**EXERCISE DIRECTIONS:**
Show every line below where "title" can be found.

**RECORDS FOR THE EXERCISE:**

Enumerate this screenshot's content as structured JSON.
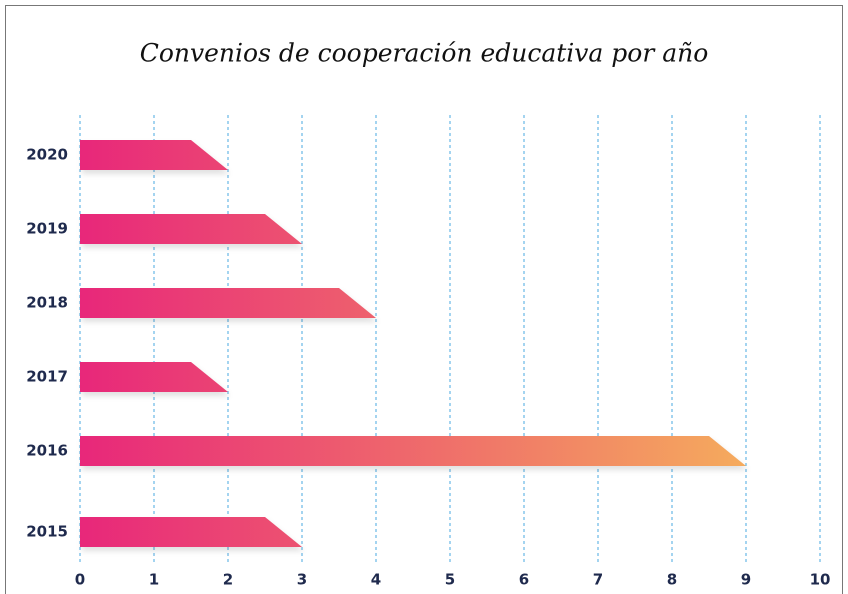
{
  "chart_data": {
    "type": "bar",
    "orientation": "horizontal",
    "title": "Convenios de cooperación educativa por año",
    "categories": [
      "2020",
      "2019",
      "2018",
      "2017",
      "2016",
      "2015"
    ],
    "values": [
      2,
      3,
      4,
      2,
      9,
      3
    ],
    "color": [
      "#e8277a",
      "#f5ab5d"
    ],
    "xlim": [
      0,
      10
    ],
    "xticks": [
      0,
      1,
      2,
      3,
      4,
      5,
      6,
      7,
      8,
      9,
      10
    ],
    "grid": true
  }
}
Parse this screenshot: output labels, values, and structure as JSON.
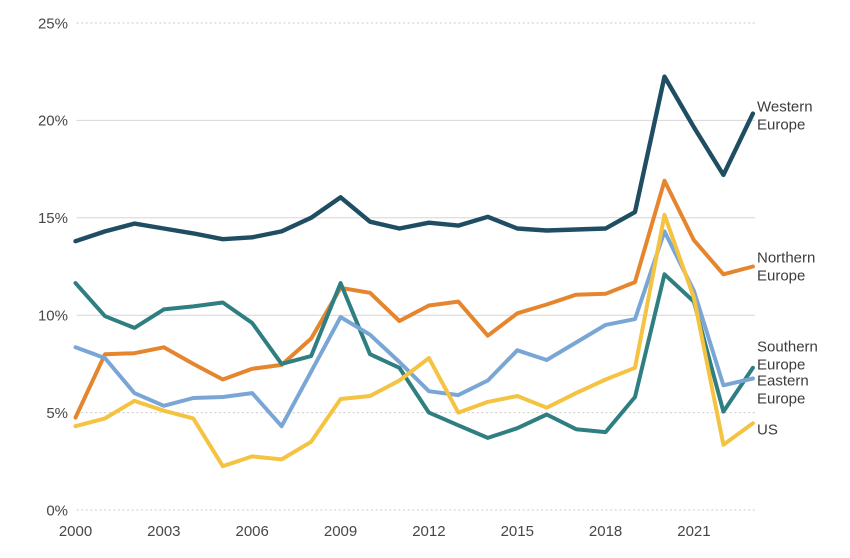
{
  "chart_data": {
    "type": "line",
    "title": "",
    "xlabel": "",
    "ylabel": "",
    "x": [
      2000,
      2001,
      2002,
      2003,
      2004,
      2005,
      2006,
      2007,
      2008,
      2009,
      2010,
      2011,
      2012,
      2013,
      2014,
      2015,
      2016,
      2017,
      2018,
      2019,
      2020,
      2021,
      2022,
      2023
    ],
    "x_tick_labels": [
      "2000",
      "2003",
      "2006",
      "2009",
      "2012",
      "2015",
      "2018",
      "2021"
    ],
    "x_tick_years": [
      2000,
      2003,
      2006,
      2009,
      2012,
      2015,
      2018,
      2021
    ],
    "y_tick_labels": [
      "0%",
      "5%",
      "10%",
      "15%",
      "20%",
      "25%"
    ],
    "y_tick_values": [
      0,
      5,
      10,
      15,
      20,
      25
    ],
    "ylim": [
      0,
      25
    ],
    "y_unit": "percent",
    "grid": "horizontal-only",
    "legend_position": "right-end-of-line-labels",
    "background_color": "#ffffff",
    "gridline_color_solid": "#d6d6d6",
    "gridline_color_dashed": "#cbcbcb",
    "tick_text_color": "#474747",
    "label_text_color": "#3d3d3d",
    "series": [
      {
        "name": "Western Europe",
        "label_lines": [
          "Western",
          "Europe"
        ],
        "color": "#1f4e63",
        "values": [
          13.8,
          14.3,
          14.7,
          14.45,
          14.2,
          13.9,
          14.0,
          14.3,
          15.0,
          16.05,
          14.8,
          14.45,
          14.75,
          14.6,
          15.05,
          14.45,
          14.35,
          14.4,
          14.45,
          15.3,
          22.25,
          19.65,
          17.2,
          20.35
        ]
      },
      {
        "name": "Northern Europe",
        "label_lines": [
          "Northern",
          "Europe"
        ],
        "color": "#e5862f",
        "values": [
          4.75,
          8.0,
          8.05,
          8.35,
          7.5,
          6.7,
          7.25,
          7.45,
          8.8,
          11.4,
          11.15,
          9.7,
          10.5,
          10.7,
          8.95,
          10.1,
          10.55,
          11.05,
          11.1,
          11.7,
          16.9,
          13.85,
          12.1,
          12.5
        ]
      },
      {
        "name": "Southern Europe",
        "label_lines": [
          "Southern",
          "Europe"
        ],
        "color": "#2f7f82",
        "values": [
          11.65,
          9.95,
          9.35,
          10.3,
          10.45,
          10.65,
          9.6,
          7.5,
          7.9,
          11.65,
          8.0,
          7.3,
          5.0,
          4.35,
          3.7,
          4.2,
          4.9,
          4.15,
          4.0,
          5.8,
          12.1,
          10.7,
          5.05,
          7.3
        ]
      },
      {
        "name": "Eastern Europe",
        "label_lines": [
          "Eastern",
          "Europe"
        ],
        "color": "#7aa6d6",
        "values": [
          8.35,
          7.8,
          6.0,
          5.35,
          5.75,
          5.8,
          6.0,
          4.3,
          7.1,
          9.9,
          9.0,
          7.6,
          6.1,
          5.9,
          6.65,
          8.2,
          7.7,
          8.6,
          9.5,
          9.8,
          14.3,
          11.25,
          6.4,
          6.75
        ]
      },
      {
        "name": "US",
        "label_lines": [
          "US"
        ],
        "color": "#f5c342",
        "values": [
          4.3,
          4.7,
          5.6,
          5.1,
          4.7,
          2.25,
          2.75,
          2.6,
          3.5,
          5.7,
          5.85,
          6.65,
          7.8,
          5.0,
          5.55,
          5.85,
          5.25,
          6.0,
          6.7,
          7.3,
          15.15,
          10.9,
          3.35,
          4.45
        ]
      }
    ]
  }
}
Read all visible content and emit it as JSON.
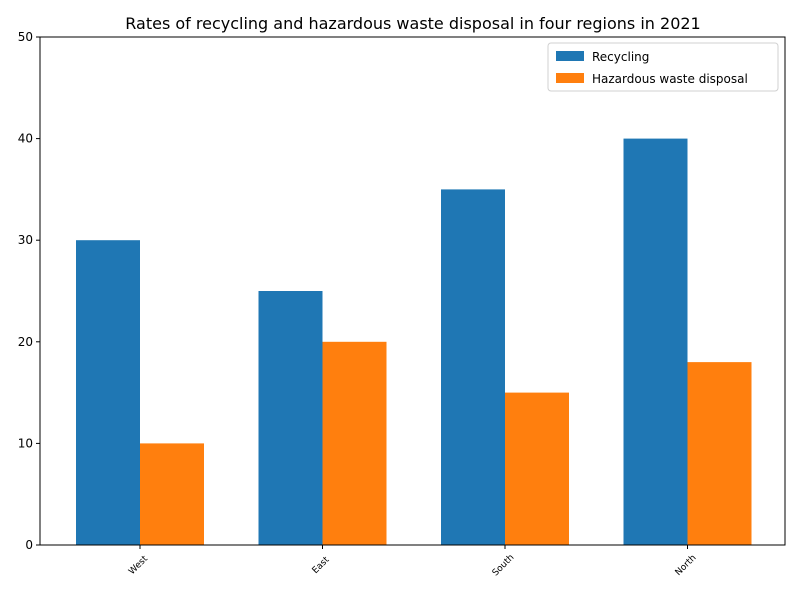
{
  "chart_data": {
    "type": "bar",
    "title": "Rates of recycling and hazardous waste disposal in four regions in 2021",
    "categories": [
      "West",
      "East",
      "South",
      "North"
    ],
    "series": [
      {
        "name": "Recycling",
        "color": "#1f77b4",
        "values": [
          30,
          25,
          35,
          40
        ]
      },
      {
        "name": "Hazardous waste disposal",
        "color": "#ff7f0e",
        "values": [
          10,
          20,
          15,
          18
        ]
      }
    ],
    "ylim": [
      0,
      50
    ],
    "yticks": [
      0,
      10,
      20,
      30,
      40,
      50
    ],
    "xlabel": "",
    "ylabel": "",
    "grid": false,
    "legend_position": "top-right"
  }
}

**EXERCISE SOLUTION:**
    "title": "Convenios de cooperación educativa por año",
    "title": "",
    "title": "Rates of recycling and hazardous waste disposal in four regions in 2021",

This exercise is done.